--- begin SUPPLIED MATERIAL ---
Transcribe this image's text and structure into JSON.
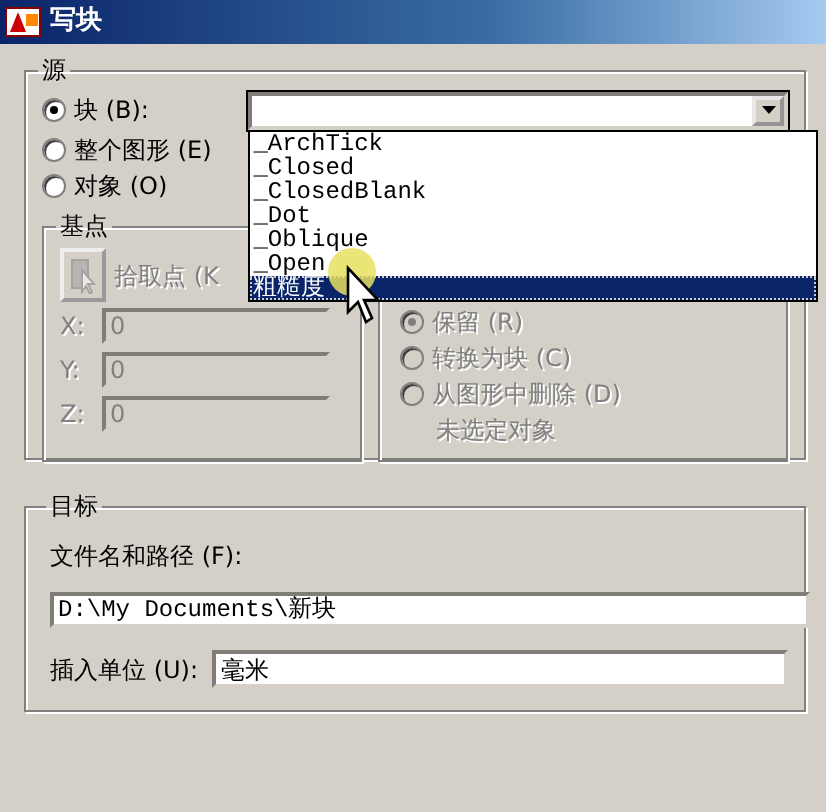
{
  "window": {
    "title": "写块"
  },
  "source": {
    "label": "源",
    "options": [
      {
        "label": "块 (B):",
        "selected": true
      },
      {
        "label": "整个图形 (E)",
        "selected": false
      },
      {
        "label": "对象 (O)",
        "selected": false
      }
    ],
    "block_combo": {
      "expanded": true
    },
    "dropdown_items": [
      {
        "label": "_ArchTick",
        "selected": false
      },
      {
        "label": "_Closed",
        "selected": false
      },
      {
        "label": "_ClosedBlank",
        "selected": false
      },
      {
        "label": "_Dot",
        "selected": false
      },
      {
        "label": "_Oblique",
        "selected": false
      },
      {
        "label": "_Open",
        "selected": false
      },
      {
        "label": "粗糙度",
        "selected": true
      }
    ],
    "base_point": {
      "label": "基点",
      "disabled": true,
      "pick_label": "拾取点 (K",
      "fields": [
        {
          "label": "X:",
          "value": "0"
        },
        {
          "label": "Y:",
          "value": "0"
        },
        {
          "label": "Z:",
          "value": "0"
        }
      ]
    },
    "objects": {
      "disabled": true,
      "options": [
        {
          "label": "保留 (R)",
          "selected": true
        },
        {
          "label": "转换为块 (C)",
          "selected": false
        },
        {
          "label": "从图形中删除 (D)",
          "selected": false
        }
      ],
      "status": "未选定对象"
    }
  },
  "target": {
    "label": "目标",
    "file_label": "文件名和路径 (F):",
    "file_path": "D:\\My Documents\\新块",
    "units_label": "插入单位 (U):",
    "units": "毫米"
  }
}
--- end SUPPLIED MATERIAL ---
- _JOB_
Quote every line of the records above exactly; no picture is to be copied.

- _OUTPUT OF THE TASK_
Transcribe this image's text and structure into JSON.
{
  "window": {
    "title": "写块"
  },
  "source": {
    "label": "源",
    "options": [
      {
        "label": "块 (B):",
        "selected": true
      },
      {
        "label": "整个图形 (E)",
        "selected": false
      },
      {
        "label": "对象 (O)",
        "selected": false
      }
    ],
    "block_combo": {
      "expanded": true
    },
    "dropdown_items": [
      {
        "label": "_ArchTick",
        "selected": false
      },
      {
        "label": "_Closed",
        "selected": false
      },
      {
        "label": "_ClosedBlank",
        "selected": false
      },
      {
        "label": "_Dot",
        "selected": false
      },
      {
        "label": "_Oblique",
        "selected": false
      },
      {
        "label": "_Open",
        "selected": false
      },
      {
        "label": "粗糙度",
        "selected": true
      }
    ],
    "base_point": {
      "label": "基点",
      "disabled": true,
      "pick_label": "拾取点 (K",
      "fields": [
        {
          "label": "X:",
          "value": "0"
        },
        {
          "label": "Y:",
          "value": "0"
        },
        {
          "label": "Z:",
          "value": "0"
        }
      ]
    },
    "objects": {
      "disabled": true,
      "options": [
        {
          "label": "保留 (R)",
          "selected": true
        },
        {
          "label": "转换为块 (C)",
          "selected": false
        },
        {
          "label": "从图形中删除 (D)",
          "selected": false
        }
      ],
      "status": "未选定对象"
    }
  },
  "target": {
    "label": "目标",
    "file_label": "文件名和路径 (F):",
    "file_path": "D:\\My Documents\\新块",
    "units_label": "插入单位 (U):",
    "units": "毫米"
  }
}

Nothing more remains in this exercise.